Data to process:
:::::

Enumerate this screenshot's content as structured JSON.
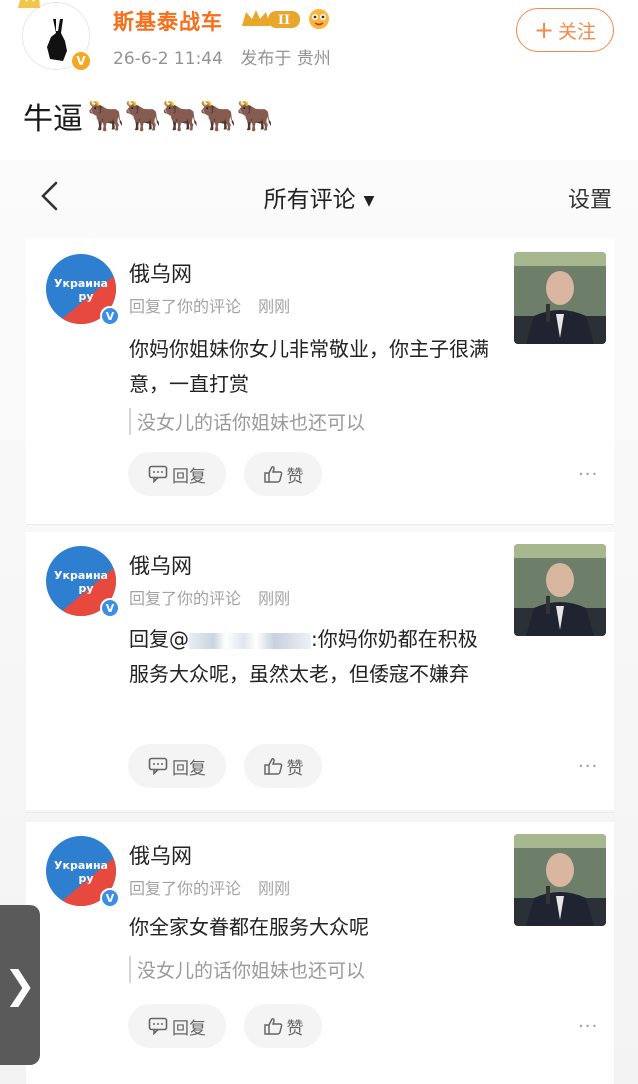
{
  "post": {
    "author": "斯基泰战车",
    "vip_level": "II",
    "verified_mark": "V",
    "time": "26-6-2 11:44",
    "source": "发布于 贵州",
    "follow_label": "关注",
    "text": "牛逼",
    "emojis": "🐂🐂🐂🐂🐂"
  },
  "screenshot": {
    "nav": {
      "title": "所有评论",
      "caret": "▼",
      "settings": "设置"
    },
    "comments": [
      {
        "user": "俄乌网",
        "action": "回复了你的评论",
        "time": "刚刚",
        "body": "你妈你姐妹你女儿非常敬业，你主子很满意，一直打赏",
        "quote": "没女儿的话你姐妹也还可以",
        "reply_label": "回复",
        "like_label": "赞",
        "more": "···"
      },
      {
        "user": "俄乌网",
        "action": "回复了你的评论",
        "time": "刚刚",
        "body_prefix": "回复@",
        "body": ":你妈你奶都在积极服务大众呢，虽然太老，但倭寇不嫌弃",
        "reply_label": "回复",
        "like_label": "赞",
        "more": "···"
      },
      {
        "user": "俄乌网",
        "action": "回复了你的评论",
        "time": "刚刚",
        "body": "你全家女眷都在服务大众呢",
        "quote": "没女儿的话你姐妹也还可以",
        "reply_label": "回复",
        "like_label": "赞",
        "more": "···"
      }
    ],
    "avatar_text_line1": "Украина",
    "avatar_text_line2": "ру"
  },
  "side_arrow": "❯",
  "colors": {
    "brand_orange": "#f76e1b",
    "follow_orange": "#f5894b",
    "avatar_blue": "#2f7fd1",
    "avatar_red": "#e8493f"
  }
}
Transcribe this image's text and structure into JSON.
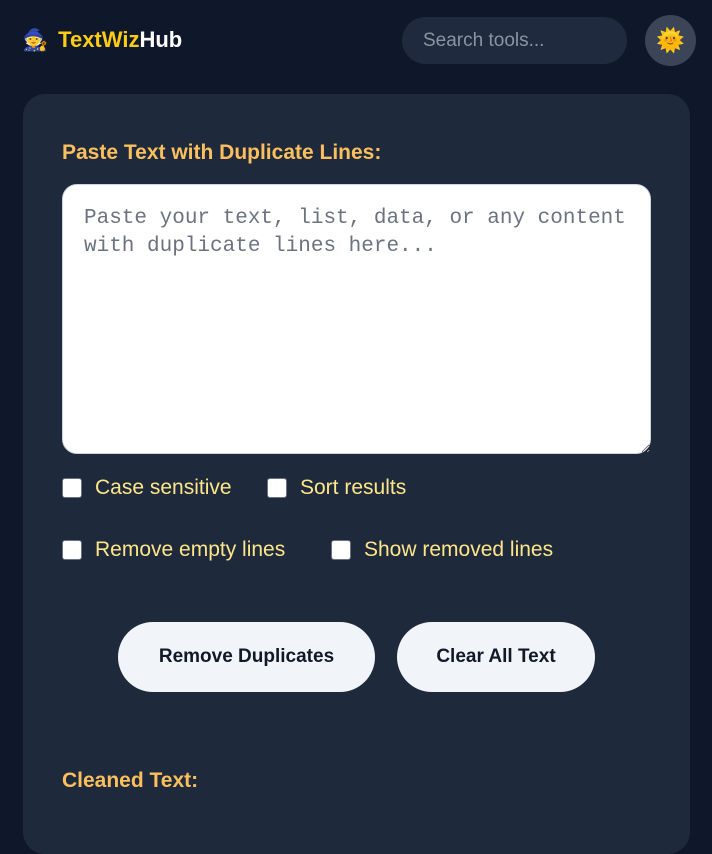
{
  "header": {
    "logo_icon": "🧙",
    "logo_part1": "TextWiz",
    "logo_part2": "Hub",
    "search_placeholder": "Search tools...",
    "theme_icon": "sun-icon",
    "theme_glyph": "🌞"
  },
  "tool": {
    "input_label": "Paste Text with Duplicate Lines:",
    "input_placeholder": "Paste your text, list, data, or any content with duplicate lines here...",
    "options": {
      "case_sensitive": "Case sensitive",
      "sort_results": "Sort results",
      "remove_empty": "Remove empty lines",
      "show_removed": "Show removed lines"
    },
    "buttons": {
      "remove": "Remove Duplicates",
      "clear": "Clear All Text"
    },
    "output_label": "Cleaned Text:"
  },
  "colors": {
    "background": "#0f172a",
    "card": "#1e293b",
    "accent": "#facc15",
    "label": "#fbbf5e"
  }
}
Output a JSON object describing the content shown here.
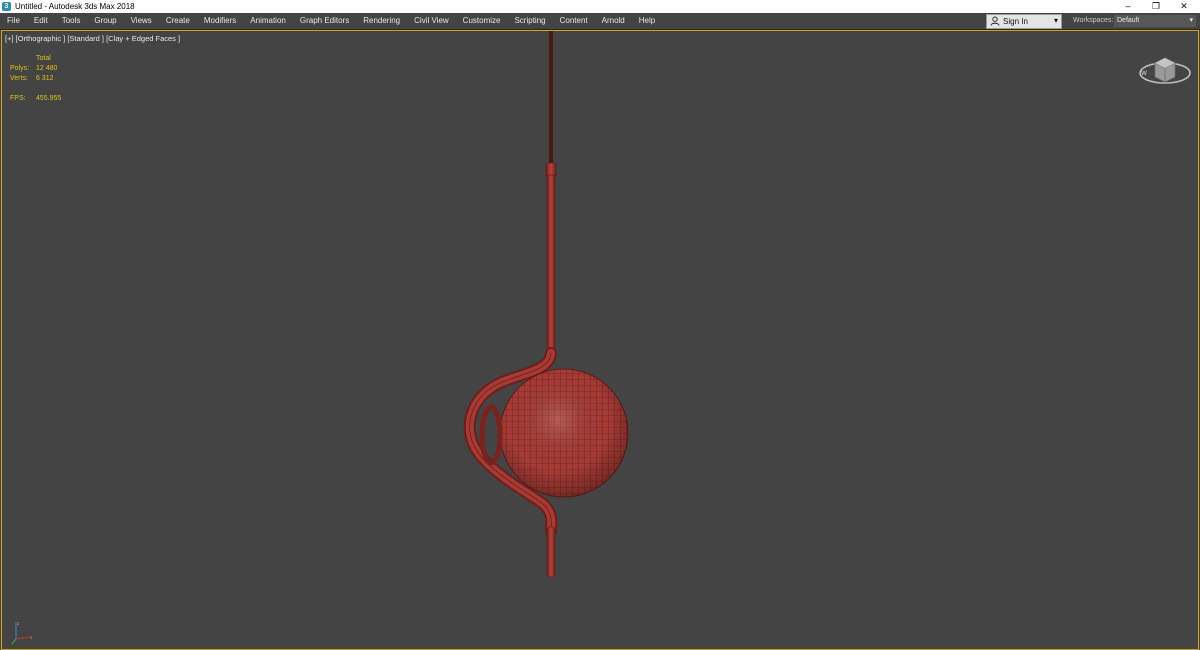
{
  "window": {
    "title": "Untitled - Autodesk 3ds Max 2018",
    "app_icon_glyph": "3",
    "controls": {
      "minimize": "–",
      "restore": "❐",
      "close": "✕"
    }
  },
  "menu": {
    "items": [
      "File",
      "Edit",
      "Tools",
      "Group",
      "Views",
      "Create",
      "Modifiers",
      "Animation",
      "Graph Editors",
      "Rendering",
      "Civil View",
      "Customize",
      "Scripting",
      "Content",
      "Arnold",
      "Help"
    ]
  },
  "account": {
    "sign_in_label": "Sign In",
    "caret": "▾"
  },
  "workspaces": {
    "label": "Workspaces:",
    "value": "Default",
    "caret": "▾"
  },
  "viewport": {
    "label": "[+] [Orthographic ] [Standard ] [Clay + Edged Faces ]",
    "border_color": "#c9a227",
    "stats": {
      "header": "Total",
      "polys_label": "Polys:",
      "polys_value": "12 480",
      "verts_label": "Verts:",
      "verts_value": "6 312",
      "fps_label": "FPS:",
      "fps_value": "455.955"
    }
  },
  "colors": {
    "model_fill": "#a33a34",
    "model_wire": "#5a1512",
    "stats_text": "#e0c020",
    "viewport_bg": "#444444"
  },
  "icons": [
    "app-icon",
    "user-icon",
    "viewcube-icon",
    "axis-tripod-icon",
    "chevron-down-icon"
  ]
}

:::::

All of the material above needs to be restated exactly, with no pictures.

Enumerate this screenshot's content as structured JSON.
{
  "post": {
    "author": "斯基泰战车",
    "vip_level": "II",
    "verified_mark": "V",
    "time": "26-6-2 11:44",
    "source": "发布于 贵州",
    "follow_label": "关注",
    "text": "牛逼",
    "emojis": "🐂🐂🐂🐂🐂"
  },
  "screenshot": {
    "nav": {
      "title": "所有评论",
      "caret": "▼",
      "settings": "设置"
    },
    "comments": [
      {
        "user": "俄乌网",
        "action": "回复了你的评论",
        "time": "刚刚",
        "body": "你妈你姐妹你女儿非常敬业，你主子很满意，一直打赏",
        "quote": "没女儿的话你姐妹也还可以",
        "reply_label": "回复",
        "like_label": "赞",
        "more": "···"
      },
      {
        "user": "俄乌网",
        "action": "回复了你的评论",
        "time": "刚刚",
        "body_prefix": "回复@",
        "body": ":你妈你奶都在积极服务大众呢，虽然太老，但倭寇不嫌弃",
        "reply_label": "回复",
        "like_label": "赞",
        "more": "···"
      },
      {
        "user": "俄乌网",
        "action": "回复了你的评论",
        "time": "刚刚",
        "body": "你全家女眷都在服务大众呢",
        "quote": "没女儿的话你姐妹也还可以",
        "reply_label": "回复",
        "like_label": "赞",
        "more": "···"
      }
    ],
    "avatar_text_line1": "Украина",
    "avatar_text_line2": "ру"
  },
  "side_arrow": "❯",
  "colors": {
    "brand_orange": "#f76e1b",
    "follow_orange": "#f5894b",
    "avatar_blue": "#2f7fd1",
    "avatar_red": "#e8493f"
  }
}
Transcribe this image's text and structure into JSON.
{
  "header": {
    "logo_icon": "🧙",
    "logo_part1": "TextWiz",
    "logo_part2": "Hub",
    "search_placeholder": "Search tools...",
    "theme_icon": "sun-icon",
    "theme_glyph": "🌞"
  },
  "tool": {
    "input_label": "Paste Text with Duplicate Lines:",
    "input_placeholder": "Paste your text, list, data, or any content with duplicate lines here...",
    "options": {
      "case_sensitive": "Case sensitive",
      "sort_results": "Sort results",
      "remove_empty": "Remove empty lines",
      "show_removed": "Show removed lines"
    },
    "buttons": {
      "remove": "Remove Duplicates",
      "clear": "Clear All Text"
    },
    "output_label": "Cleaned Text:"
  },
  "colors": {
    "background": "#0f172a",
    "card": "#1e293b",
    "accent": "#facc15",
    "label": "#fbbf5e"
  }
}
Output a JSON object describing the content shown here.
{
  "window": {
    "title": "Untitled - Autodesk 3ds Max 2018",
    "app_icon_glyph": "3",
    "controls": {
      "minimize": "–",
      "restore": "❐",
      "close": "✕"
    }
  },
  "menu": {
    "items": [
      "File",
      "Edit",
      "Tools",
      "Group",
      "Views",
      "Create",
      "Modifiers",
      "Animation",
      "Graph Editors",
      "Rendering",
      "Civil View",
      "Customize",
      "Scripting",
      "Content",
      "Arnold",
      "Help"
    ]
  },
  "account": {
    "sign_in_label": "Sign In",
    "caret": "▾"
  },
  "workspaces": {
    "label": "Workspaces:",
    "value": "Default",
    "caret": "▾"
  },
  "viewport": {
    "label": "[+] [Orthographic ] [Standard ] [Clay + Edged Faces ]",
    "border_color": "#c9a227",
    "stats": {
      "header": "Total",
      "polys_label": "Polys:",
      "polys_value": "12 480",
      "verts_label": "Verts:",
      "verts_value": "6 312",
      "fps_label": "FPS:",
      "fps_value": "455.955"
    }
  },
  "colors": {
    "model_fill": "#a33a34",
    "model_wire": "#5a1512",
    "stats_text": "#e0c020",
    "viewport_bg": "#444444"
  },
  "icons": [
    "app-icon",
    "user-icon",
    "viewcube-icon",
    "axis-tripod-icon",
    "chevron-down-icon"
  ]
}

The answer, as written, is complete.